(Lines excerpted from a collection)

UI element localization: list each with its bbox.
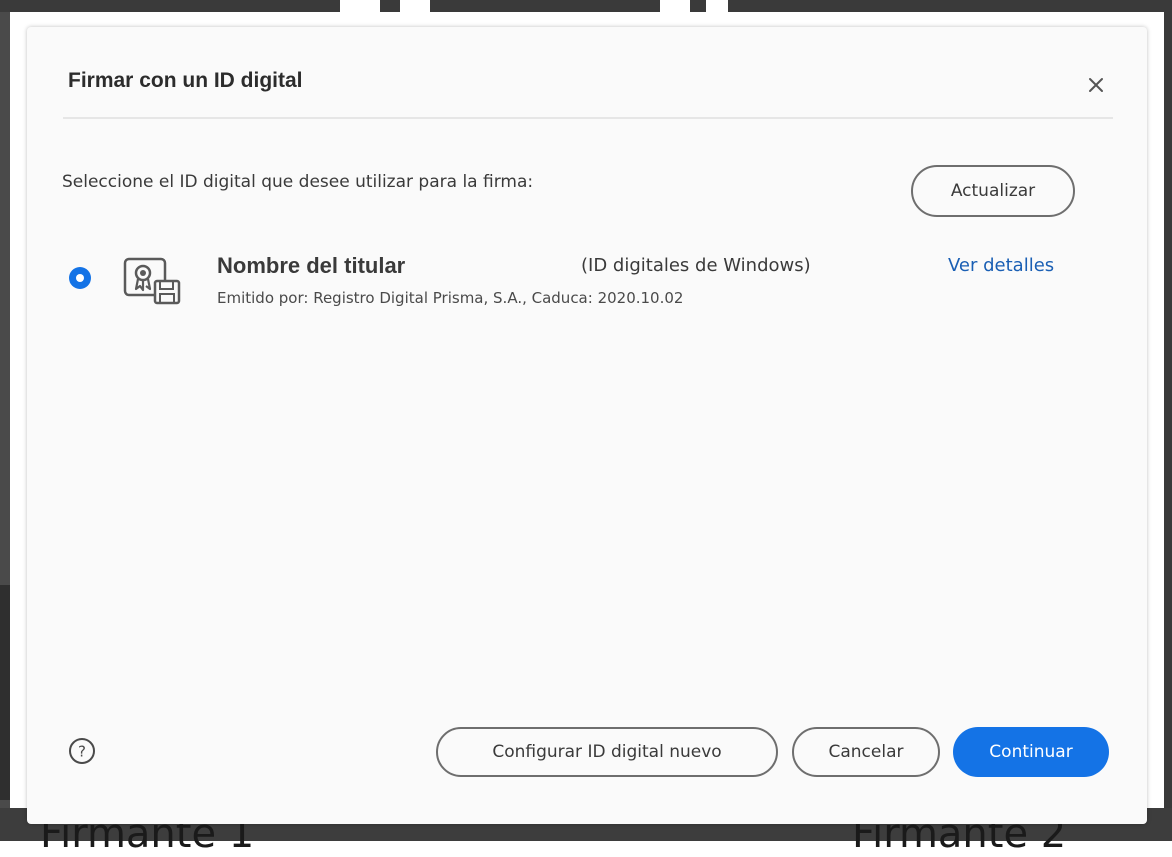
backdrop-top-bar (0, 0, 1172, 12)
backdrop-top-highlight (706, 0, 728, 12)
continue-button[interactable]: Continuar (953, 727, 1109, 777)
cancel-button[interactable]: Cancelar (792, 727, 940, 777)
backdrop-top-highlight (340, 0, 380, 12)
dialog-title: Firmar con un ID digital (68, 69, 303, 92)
help-icon[interactable]: ? (68, 737, 96, 765)
view-details-link[interactable]: Ver detalles (948, 255, 1054, 276)
sign-with-digital-id-dialog: Firmar con un ID digital Seleccione el I… (27, 27, 1147, 824)
title-divider (63, 117, 1113, 119)
radio-selected-dot (76, 274, 84, 282)
instruction-text: Seleccione el ID digital que desee utili… (62, 172, 534, 192)
backdrop-top-highlight (400, 0, 430, 12)
backdrop-left-panel (0, 585, 10, 800)
update-button[interactable]: Actualizar (911, 165, 1075, 217)
certificate-icon (123, 257, 181, 305)
configure-new-digital-id-button[interactable]: Configurar ID digital nuevo (436, 727, 778, 777)
help-icon-symbol: ? (78, 743, 86, 761)
digital-id-radio[interactable] (69, 267, 91, 289)
close-button[interactable] (1083, 72, 1109, 98)
close-icon (1089, 78, 1103, 92)
digital-id-name: Nombre del titular (217, 253, 406, 278)
backdrop-right-edge (1164, 12, 1172, 841)
digital-id-issuer-expiry: Emitido por: Registro Digital Prisma, S.… (217, 289, 684, 307)
digital-id-source: (ID digitales de Windows) (581, 255, 811, 276)
backdrop-top-highlight (660, 0, 690, 12)
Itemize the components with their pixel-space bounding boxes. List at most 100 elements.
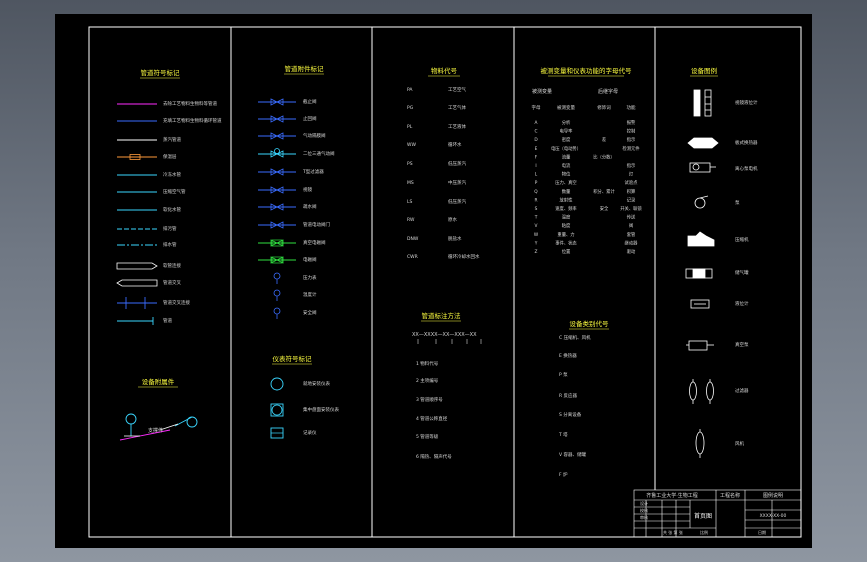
annotation-note: 2 主项编号 <box>416 377 439 384</box>
material-code: PG <box>407 105 414 111</box>
support-diagram-label: 支撑件 <box>148 427 163 434</box>
table-cell: 试验点 <box>625 179 639 186</box>
table-cell: 位置 <box>562 248 571 255</box>
table-cell: E <box>535 146 538 152</box>
annotation-note: 5 管道等级 <box>416 433 439 440</box>
table-cell: 控制 <box>627 128 636 135</box>
col2-item-label: 温度计 <box>303 291 317 298</box>
table-cell: 检测元件 <box>622 145 640 152</box>
table-cell: 比（分数） <box>593 153 614 160</box>
col1-item-label: 排污管 <box>163 225 177 232</box>
col2-title2: 仪表符号标记 <box>273 354 313 363</box>
material-code: WW <box>407 142 416 148</box>
table-cell: 驱动 <box>627 248 636 255</box>
table-header: 被测变量 <box>557 104 575 111</box>
table-header: 修饰词 <box>597 104 611 111</box>
col4-sub1: 被测变量 <box>532 88 552 95</box>
material-code: PS <box>407 161 413 167</box>
equipment-label: 板式换热器 <box>735 139 758 146</box>
col5-title: 设备图例 <box>691 66 717 75</box>
table-cell: I <box>535 163 536 169</box>
table-cell: 粘度 <box>562 222 571 229</box>
table-cell: 放射性 <box>560 196 574 203</box>
equipment-category: S 分离设备 <box>559 411 582 418</box>
col2-item-label: 安全阀 <box>303 309 317 316</box>
material-name: 循环冷却水回水 <box>448 253 480 260</box>
equipment-label: 真空泵 <box>735 341 749 348</box>
table-cell: A <box>535 120 538 126</box>
tb-code: XXXX-XX-00 <box>760 513 787 519</box>
table-cell: P <box>535 180 538 186</box>
tb-project: 工程名称 <box>720 492 740 499</box>
table-cell: 事件、状态 <box>555 239 577 246</box>
col2-item-label: 电磁阀 <box>303 256 317 263</box>
table-cell: 电导率 <box>560 128 574 135</box>
equipment-category: C 压缩机、风机 <box>559 334 591 341</box>
table-cell: Z <box>535 249 538 255</box>
annotation-note: 3 管道顺序号 <box>416 396 443 403</box>
tb-check: 校核 <box>640 507 648 513</box>
table-cell: 传送 <box>627 214 636 221</box>
col2-instrument-label: 就地安装仪表 <box>303 380 330 387</box>
col1-item-label: 充填工艺物料生物料循环管道 <box>163 117 222 124</box>
material-name: 工艺气体 <box>448 104 466 111</box>
table-cell: 压力、真空 <box>555 179 576 186</box>
col4-title2: 设备类别代号 <box>570 319 610 328</box>
table-cell: 套管 <box>627 231 636 238</box>
annotation-note: 1 物料代号 <box>416 360 439 367</box>
col2-item-label: T型过滤器 <box>302 168 324 175</box>
table-cell: 温度 <box>562 214 571 221</box>
equipment-category: P 泵 <box>559 372 568 378</box>
table-cell: Y <box>534 240 538 246</box>
col1-title2: 设备附属件 <box>142 377 175 386</box>
table-cell: 数量 <box>562 188 571 195</box>
table-cell: 指示 <box>627 162 636 169</box>
col1-item-label: 蒸汽管道 <box>163 136 181 143</box>
col2-item-label: 疏水阀 <box>303 203 317 210</box>
table-cell: 积算 <box>627 188 636 195</box>
col1-item-label: 冷冻水管 <box>163 171 181 178</box>
material-name: 工艺液体 <box>448 123 466 130</box>
equipment-label: 泵 <box>735 200 740 206</box>
table-cell: 重量、力 <box>557 231 574 238</box>
table-cell: 密度 <box>562 136 571 143</box>
equipment-label: 风机 <box>735 440 744 447</box>
tb-approve: 审核 <box>640 514 648 520</box>
table-cell: S <box>535 206 538 212</box>
equipment-label: 储气罐 <box>735 269 749 276</box>
table-cell: 阀 <box>629 222 633 229</box>
table-cell: 物位 <box>562 171 571 178</box>
col1-title: 管道符号标记 <box>141 68 181 77</box>
material-name: 原水 <box>448 216 457 223</box>
table-cell: R <box>535 197 538 203</box>
col2-instrument-label: 集中盘面安装仪表 <box>303 406 339 413</box>
col2-item-label: 截止阀 <box>303 98 317 105</box>
table-cell: 电压（电动势） <box>551 145 581 152</box>
col2-item-label: 压力表 <box>303 274 317 281</box>
material-name: 低压蒸汽 <box>448 160 466 167</box>
equipment-label: 离心泵电机 <box>735 165 758 172</box>
material-name: 中压蒸汽 <box>448 179 466 186</box>
table-cell: 流量 <box>562 153 571 160</box>
col1-item-label: 软管连接 <box>163 262 181 269</box>
tb-date: 日期 <box>758 529 766 535</box>
equipment-category: V 容器、储罐 <box>559 451 587 458</box>
col2-item-label: 气动隔膜阀 <box>303 132 326 139</box>
tb-sheets: 共 张 第 张 <box>663 529 683 535</box>
table-cell: V <box>535 223 538 229</box>
table-cell: 指示 <box>627 136 636 143</box>
equipment-category: F 炉 <box>559 471 568 478</box>
equipment-label: 过滤器 <box>735 387 749 394</box>
equipment-label: 液位计 <box>735 300 749 307</box>
material-code: RW <box>407 217 415 223</box>
equipment-category: E 换热器 <box>559 352 577 359</box>
material-code: PA <box>407 87 413 93</box>
tb-school: 齐鲁工业大学·生物工程 <box>646 492 698 499</box>
tb-scale: 比例 <box>700 529 708 535</box>
annotation-note: 6 隔热、隔声代号 <box>416 453 452 460</box>
material-code: MS <box>407 180 414 186</box>
material-name: 循环水 <box>448 141 462 148</box>
drawing-canvas[interactable]: 管道符号标记 去除工艺物料生物料等管道充填工艺物料生物料循环管道蒸汽管道保温层冷… <box>0 0 867 562</box>
table-cell: 安全 <box>600 205 609 212</box>
col1-item-label: 软化水管 <box>163 206 181 213</box>
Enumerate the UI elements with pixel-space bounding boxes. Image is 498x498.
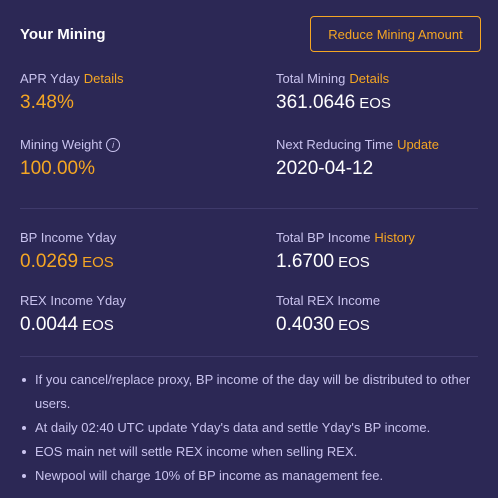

# Job
Change "annotation-note" to "legend-note" in the lines from the line with "annotation-note: 2 主项编号" to the line with "table-cell: 比（分数） <box>593 153 614 160</box>", and write out those lines again with everything else left as it is.

# Answer to the task
legend-note: 2 主项编号 <box>416 377 439 384</box>
material-code: PG <box>407 105 414 111</box>
support-diagram-label: 支撑件 <box>148 427 163 434</box>
table-cell: 试验点 <box>625 179 639 186</box>
table-cell: 位置 <box>562 248 571 255</box>
table-cell: E <box>535 146 538 152</box>
legend-note: 5 管道等级 <box>416 433 439 440</box>
table-cell: 控制 <box>627 128 636 135</box>
col2-item-label: 温度计 <box>303 291 317 298</box>
table-cell: 检测元件 <box>622 145 640 152</box>
table-cell: 比（分数） <box>593 153 614 160</box>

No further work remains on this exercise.